■ Prompt
Pictures do not belong in your copy. Repeat all the other data exactly.

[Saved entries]
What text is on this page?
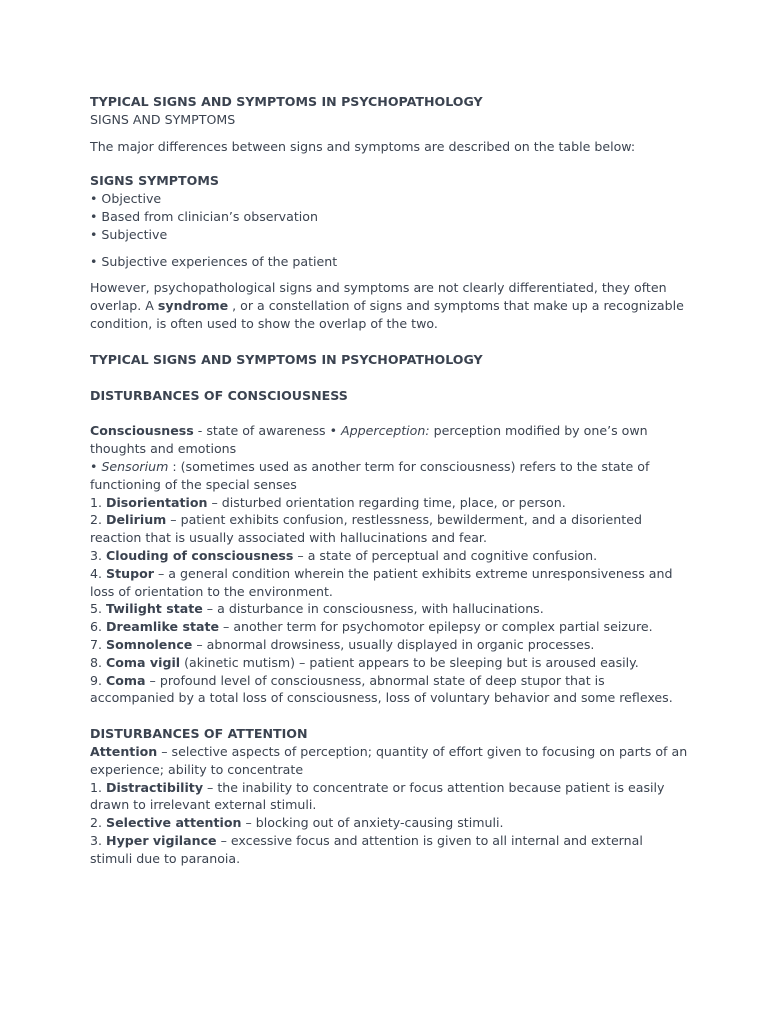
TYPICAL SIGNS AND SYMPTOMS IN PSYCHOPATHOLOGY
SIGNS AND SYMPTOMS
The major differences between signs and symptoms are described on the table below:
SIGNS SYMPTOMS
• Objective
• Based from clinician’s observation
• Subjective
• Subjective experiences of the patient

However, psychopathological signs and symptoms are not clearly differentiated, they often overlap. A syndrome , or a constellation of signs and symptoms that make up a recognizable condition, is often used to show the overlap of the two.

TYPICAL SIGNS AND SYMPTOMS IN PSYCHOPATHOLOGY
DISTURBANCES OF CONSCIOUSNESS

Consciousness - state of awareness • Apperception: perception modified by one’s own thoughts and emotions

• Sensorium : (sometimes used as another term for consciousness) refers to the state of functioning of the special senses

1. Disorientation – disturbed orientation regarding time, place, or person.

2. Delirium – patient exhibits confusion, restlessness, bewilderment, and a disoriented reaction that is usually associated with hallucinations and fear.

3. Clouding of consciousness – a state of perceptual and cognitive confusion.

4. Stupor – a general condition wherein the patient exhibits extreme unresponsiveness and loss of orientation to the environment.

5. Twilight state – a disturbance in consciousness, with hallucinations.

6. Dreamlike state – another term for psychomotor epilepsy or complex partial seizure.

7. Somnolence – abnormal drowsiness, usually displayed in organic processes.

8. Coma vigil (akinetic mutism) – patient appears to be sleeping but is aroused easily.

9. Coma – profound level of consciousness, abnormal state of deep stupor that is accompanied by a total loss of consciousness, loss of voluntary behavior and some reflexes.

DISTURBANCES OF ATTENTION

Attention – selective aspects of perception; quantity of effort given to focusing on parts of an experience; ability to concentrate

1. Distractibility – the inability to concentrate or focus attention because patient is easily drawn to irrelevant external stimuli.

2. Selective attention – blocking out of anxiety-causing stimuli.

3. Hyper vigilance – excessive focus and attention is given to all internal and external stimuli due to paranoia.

■ Solution for this task
What text is on this page?
TYPICAL SIGNS AND SYMPTOMS IN PSYCHOPATHOLOGY
SIGNS AND SYMPTOMS
The major differences between signs and symptoms are described on the table below:
SIGNS SYMPTOMS
• Objective
• Based from clinician’s observation
• Subjective
• Subjective experiences of the patient

However, psychopathological signs and symptoms are not clearly differentiated, they often overlap. A syndrome , or a constellation of signs and symptoms that make up a recognizable condition, is often used to show the overlap of the two.

TYPICAL SIGNS AND SYMPTOMS IN PSYCHOPATHOLOGY
DISTURBANCES OF CONSCIOUSNESS

Consciousness - state of awareness • Apperception: perception modified by one’s own thoughts and emotions

• Sensorium : (sometimes used as another term for consciousness) refers to the state of functioning of the special senses

1. Disorientation – disturbed orientation regarding time, place, or person.

2. Delirium – patient exhibits confusion, restlessness, bewilderment, and a disoriented reaction that is usually associated with hallucinations and fear.

3. Clouding of consciousness – a state of perceptual and cognitive confusion.

4. Stupor – a general condition wherein the patient exhibits extreme unresponsiveness and loss of orientation to the environment.

5. Twilight state – a disturbance in consciousness, with hallucinations.

6. Dreamlike state – another term for psychomotor epilepsy or complex partial seizure.

7. Somnolence – abnormal drowsiness, usually displayed in organic processes.

8. Coma vigil (akinetic mutism) – patient appears to be sleeping but is aroused easily.

9. Coma – profound level of consciousness, abnormal state of deep stupor that is accompanied by a total loss of consciousness, loss of voluntary behavior and some reflexes.

DISTURBANCES OF ATTENTION

Attention – selective aspects of perception; quantity of effort given to focusing on parts of an experience; ability to concentrate

1. Distractibility – the inability to concentrate or focus attention because patient is easily drawn to irrelevant external stimuli.

2. Selective attention – blocking out of anxiety-causing stimuli.

3. Hyper vigilance – excessive focus and attention is given to all internal and external stimuli due to paranoia.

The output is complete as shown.